> **Directive**:
Locate each line below that includes "Emulsions" and reproduce it.
— start —
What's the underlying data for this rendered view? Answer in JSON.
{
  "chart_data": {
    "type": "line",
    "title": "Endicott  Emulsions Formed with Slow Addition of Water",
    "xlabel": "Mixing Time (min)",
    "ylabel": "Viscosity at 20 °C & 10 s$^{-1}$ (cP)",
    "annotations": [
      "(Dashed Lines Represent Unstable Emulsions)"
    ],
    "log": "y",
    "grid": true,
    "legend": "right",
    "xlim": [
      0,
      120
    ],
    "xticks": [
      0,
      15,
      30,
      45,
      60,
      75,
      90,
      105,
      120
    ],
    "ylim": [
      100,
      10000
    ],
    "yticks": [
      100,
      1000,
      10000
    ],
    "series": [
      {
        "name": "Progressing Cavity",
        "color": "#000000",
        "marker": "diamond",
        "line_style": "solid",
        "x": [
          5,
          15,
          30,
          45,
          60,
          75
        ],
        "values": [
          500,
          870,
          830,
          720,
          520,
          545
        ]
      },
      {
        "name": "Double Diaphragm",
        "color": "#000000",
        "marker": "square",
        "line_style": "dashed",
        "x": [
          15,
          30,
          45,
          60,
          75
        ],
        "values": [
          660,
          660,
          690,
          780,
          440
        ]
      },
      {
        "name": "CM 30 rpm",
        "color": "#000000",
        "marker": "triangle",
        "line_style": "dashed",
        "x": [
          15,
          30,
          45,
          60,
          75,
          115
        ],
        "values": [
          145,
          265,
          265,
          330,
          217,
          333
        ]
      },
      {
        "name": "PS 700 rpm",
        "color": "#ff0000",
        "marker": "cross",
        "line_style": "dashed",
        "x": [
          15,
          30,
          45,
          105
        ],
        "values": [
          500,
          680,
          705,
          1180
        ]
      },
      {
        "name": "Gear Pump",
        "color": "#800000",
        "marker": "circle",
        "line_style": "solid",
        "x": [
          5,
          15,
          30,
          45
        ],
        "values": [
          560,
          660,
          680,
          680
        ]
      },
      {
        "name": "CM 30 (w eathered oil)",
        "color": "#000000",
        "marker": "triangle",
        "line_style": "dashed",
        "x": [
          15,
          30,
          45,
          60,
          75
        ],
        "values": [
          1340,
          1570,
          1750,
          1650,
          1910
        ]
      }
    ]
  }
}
— end —
> **Full answer**:
    "title": "Endicott  Emulsions Formed with Slow Addition of Water",
      "(Dashed Lines Represent Unstable Emulsions)"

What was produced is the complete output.